- What to do
Copy the records below exactly.

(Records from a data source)
——

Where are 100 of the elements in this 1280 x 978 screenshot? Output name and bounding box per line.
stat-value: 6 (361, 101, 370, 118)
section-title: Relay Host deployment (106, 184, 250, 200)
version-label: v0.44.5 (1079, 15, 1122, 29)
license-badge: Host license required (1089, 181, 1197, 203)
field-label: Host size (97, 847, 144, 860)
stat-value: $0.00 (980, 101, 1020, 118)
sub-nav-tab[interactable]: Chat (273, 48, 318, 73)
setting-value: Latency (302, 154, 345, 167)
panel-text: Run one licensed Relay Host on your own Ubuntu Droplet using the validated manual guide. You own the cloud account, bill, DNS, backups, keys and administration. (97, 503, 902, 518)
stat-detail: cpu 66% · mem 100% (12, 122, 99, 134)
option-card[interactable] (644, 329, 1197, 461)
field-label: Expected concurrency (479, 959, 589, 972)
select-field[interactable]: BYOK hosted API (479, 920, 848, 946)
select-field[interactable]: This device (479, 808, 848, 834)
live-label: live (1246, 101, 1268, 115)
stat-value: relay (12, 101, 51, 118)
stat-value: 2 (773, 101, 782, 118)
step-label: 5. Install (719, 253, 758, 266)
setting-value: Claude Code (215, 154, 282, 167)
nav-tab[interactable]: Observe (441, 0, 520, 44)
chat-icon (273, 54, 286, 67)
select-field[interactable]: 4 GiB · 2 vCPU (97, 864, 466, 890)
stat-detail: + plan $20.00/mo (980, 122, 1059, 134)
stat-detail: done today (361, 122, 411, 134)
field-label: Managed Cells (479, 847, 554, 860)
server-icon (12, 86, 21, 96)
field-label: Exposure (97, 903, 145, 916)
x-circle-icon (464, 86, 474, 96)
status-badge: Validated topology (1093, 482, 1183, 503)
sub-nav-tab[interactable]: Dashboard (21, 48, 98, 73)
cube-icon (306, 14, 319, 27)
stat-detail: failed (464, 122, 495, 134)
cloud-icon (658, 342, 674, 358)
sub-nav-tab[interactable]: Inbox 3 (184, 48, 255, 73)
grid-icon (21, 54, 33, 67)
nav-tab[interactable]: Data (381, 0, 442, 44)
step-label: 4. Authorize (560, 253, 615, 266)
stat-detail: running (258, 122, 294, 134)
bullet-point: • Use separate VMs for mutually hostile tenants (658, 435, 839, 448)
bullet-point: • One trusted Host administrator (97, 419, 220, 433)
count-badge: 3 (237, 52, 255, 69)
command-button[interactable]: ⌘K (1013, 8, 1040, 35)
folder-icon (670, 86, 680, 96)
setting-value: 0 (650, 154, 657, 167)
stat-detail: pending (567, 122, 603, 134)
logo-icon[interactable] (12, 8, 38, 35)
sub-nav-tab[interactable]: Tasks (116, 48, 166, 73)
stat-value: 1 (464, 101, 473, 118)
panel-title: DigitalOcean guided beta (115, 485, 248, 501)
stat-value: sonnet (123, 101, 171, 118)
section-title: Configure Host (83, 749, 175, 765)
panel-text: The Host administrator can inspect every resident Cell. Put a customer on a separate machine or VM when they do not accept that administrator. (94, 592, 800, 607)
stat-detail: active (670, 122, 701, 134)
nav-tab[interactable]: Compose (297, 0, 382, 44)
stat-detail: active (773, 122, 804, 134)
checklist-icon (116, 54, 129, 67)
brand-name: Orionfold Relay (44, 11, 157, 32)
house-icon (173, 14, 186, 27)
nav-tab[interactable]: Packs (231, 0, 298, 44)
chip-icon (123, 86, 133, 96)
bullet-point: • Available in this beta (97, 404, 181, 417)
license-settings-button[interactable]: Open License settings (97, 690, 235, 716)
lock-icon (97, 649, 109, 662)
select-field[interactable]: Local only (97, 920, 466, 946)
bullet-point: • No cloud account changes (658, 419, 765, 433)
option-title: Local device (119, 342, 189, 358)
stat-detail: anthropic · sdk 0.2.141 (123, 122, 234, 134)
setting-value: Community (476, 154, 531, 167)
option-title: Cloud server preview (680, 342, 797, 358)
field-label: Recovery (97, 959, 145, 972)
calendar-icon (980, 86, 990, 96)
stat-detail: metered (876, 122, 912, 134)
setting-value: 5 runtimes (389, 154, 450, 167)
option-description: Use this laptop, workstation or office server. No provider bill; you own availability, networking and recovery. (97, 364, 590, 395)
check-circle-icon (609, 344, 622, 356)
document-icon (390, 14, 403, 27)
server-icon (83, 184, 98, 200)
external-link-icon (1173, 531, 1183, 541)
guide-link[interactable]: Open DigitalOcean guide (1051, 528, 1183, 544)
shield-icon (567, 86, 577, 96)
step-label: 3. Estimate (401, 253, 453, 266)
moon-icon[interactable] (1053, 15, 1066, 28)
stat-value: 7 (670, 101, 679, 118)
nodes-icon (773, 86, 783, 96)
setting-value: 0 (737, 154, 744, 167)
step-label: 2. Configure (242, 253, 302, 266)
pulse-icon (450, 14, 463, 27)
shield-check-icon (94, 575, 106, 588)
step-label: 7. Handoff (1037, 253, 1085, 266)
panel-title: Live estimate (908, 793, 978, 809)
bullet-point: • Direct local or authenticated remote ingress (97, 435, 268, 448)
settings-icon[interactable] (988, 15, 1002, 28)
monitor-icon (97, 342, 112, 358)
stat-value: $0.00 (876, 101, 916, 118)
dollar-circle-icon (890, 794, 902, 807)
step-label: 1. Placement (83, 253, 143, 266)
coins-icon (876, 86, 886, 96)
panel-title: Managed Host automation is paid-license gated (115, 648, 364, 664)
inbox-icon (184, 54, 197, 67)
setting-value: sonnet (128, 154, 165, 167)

——

- Exercise solution
Where are 100 of the elements in this 1280 x 978 screenshot? Output name and bounding box per line.
stat-value: 6 (361, 101, 370, 118)
section-title: Relay Host deployment (106, 184, 250, 200)
version-label: v0.44.5 (1079, 15, 1122, 29)
license-badge: Host license required (1089, 181, 1197, 203)
field-label: Host size (97, 847, 144, 860)
stat-value: $0.00 (980, 101, 1020, 118)
sub-nav-tab[interactable]: Chat (273, 48, 318, 73)
setting-value: Latency (302, 154, 345, 167)
panel-text: Run one licensed Relay Host on your own Ubuntu Droplet using the validated manual guide. You own the cloud account, bill, DNS, backups, keys and administration. (97, 503, 902, 518)
stat-detail: cpu 66% · mem 100% (12, 122, 99, 134)
option-card[interactable] (644, 329, 1197, 461)
field-label: Expected concurrency (479, 959, 589, 972)
select-field[interactable]: BYOK hosted API (479, 920, 848, 946)
select-field[interactable]: This device (479, 808, 848, 834)
live-label: live (1246, 101, 1268, 115)
stat-value: relay (12, 101, 51, 118)
stat-value: 2 (773, 101, 782, 118)
step-label: 5. Install (719, 253, 758, 266)
setting-value: Claude Code (215, 154, 282, 167)
nav-tab[interactable]: Observe (441, 0, 520, 44)
chat-icon (273, 54, 286, 67)
select-field[interactable]: 4 GiB · 2 vCPU (97, 864, 466, 890)
stat-detail: + plan $20.00/mo (980, 122, 1059, 134)
stat-detail: done today (361, 122, 411, 134)
field-label: Managed Cells (479, 847, 554, 860)
server-icon (12, 86, 21, 96)
field-label: Exposure (97, 903, 145, 916)
x-circle-icon (464, 86, 474, 96)
status-badge: Validated topology (1093, 482, 1183, 503)
sub-nav-tab[interactable]: Dashboard (21, 48, 98, 73)
cube-icon (306, 14, 319, 27)
stat-detail: failed (464, 122, 495, 134)
cloud-icon (658, 342, 674, 358)
sub-nav-tab[interactable]: Inbox 3 (184, 48, 255, 73)
grid-icon (21, 54, 33, 67)
nav-tab[interactable]: Data (381, 0, 442, 44)
step-label: 4. Authorize (560, 253, 615, 266)
stat-detail: running (258, 122, 294, 134)
bullet-point: • Use separate VMs for mutually hostile tenants (658, 435, 839, 448)
bullet-point: • One trusted Host administrator (97, 419, 220, 433)
count-badge: 3 (237, 52, 255, 69)
command-button[interactable]: ⌘K (1013, 8, 1040, 35)
folder-icon (670, 86, 680, 96)
setting-value: 0 (650, 154, 657, 167)
stat-detail: pending (567, 122, 603, 134)
logo-icon[interactable] (12, 8, 38, 35)
sub-nav-tab[interactable]: Tasks (116, 48, 166, 73)
stat-value: 1 (464, 101, 473, 118)
panel-title: DigitalOcean guided beta (115, 485, 248, 501)
stat-value: sonnet (123, 101, 171, 118)
section-title: Configure Host (83, 749, 175, 765)
panel-text: The Host administrator can inspect every resident Cell. Put a customer on a separate machine or VM when they do not accept that administrator. (94, 592, 800, 607)
stat-detail: active (670, 122, 701, 134)
nav-tab[interactable]: Compose (297, 0, 382, 44)
stat-detail: active (773, 122, 804, 134)
checklist-icon (116, 54, 129, 67)
brand-name: Orionfold Relay (44, 11, 157, 32)
house-icon (173, 14, 186, 27)
nav-tab[interactable]: Packs (231, 0, 298, 44)
chip-icon (123, 86, 133, 96)
bullet-point: • Available in this beta (97, 404, 181, 417)
license-settings-button[interactable]: Open License settings (97, 690, 235, 716)
lock-icon (97, 649, 109, 662)
select-field[interactable]: Local only (97, 920, 466, 946)
bullet-point: • No cloud account changes (658, 419, 765, 433)
option-title: Local device (119, 342, 189, 358)
stat-detail: anthropic · sdk 0.2.141 (123, 122, 234, 134)
setting-value: Community (476, 154, 531, 167)
option-title: Cloud server preview (680, 342, 797, 358)
field-label: Recovery (97, 959, 145, 972)
calendar-icon (980, 86, 990, 96)
stat-detail: metered (876, 122, 912, 134)
setting-value: 5 runtimes (389, 154, 450, 167)
option-description: Use this laptop, workstation or office server. No provider bill; you own availability, networking and recovery. (97, 364, 590, 395)
check-circle-icon (609, 344, 622, 356)
document-icon (390, 14, 403, 27)
server-icon (83, 184, 98, 200)
external-link-icon (1173, 531, 1183, 541)
guide-link[interactable]: Open DigitalOcean guide (1051, 528, 1183, 544)
shield-icon (567, 86, 577, 96)
step-label: 3. Estimate (401, 253, 453, 266)
moon-icon[interactable] (1053, 15, 1066, 28)
stat-value: 7 (670, 101, 679, 118)
nodes-icon (773, 86, 783, 96)
setting-value: 0 (737, 154, 744, 167)
step-label: 2. Configure (242, 253, 302, 266)
pulse-icon (450, 14, 463, 27)
shield-check-icon (94, 575, 106, 588)
step-label: 7. Handoff (1037, 253, 1085, 266)
panel-title: Live estimate (908, 793, 978, 809)
bullet-point: • Direct local or authenticated remote ingress (97, 435, 268, 448)
settings-icon[interactable] (988, 15, 1002, 28)
monitor-icon (97, 342, 112, 358)
stat-value: $0.00 (876, 101, 916, 118)
dollar-circle-icon (890, 794, 902, 807)
step-label: 1. Placement (83, 253, 143, 266)
coins-icon (876, 86, 886, 96)
panel-title: Managed Host automation is paid-license gated (115, 648, 364, 664)
inbox-icon (184, 54, 197, 67)
setting-value: sonnet (128, 154, 165, 167)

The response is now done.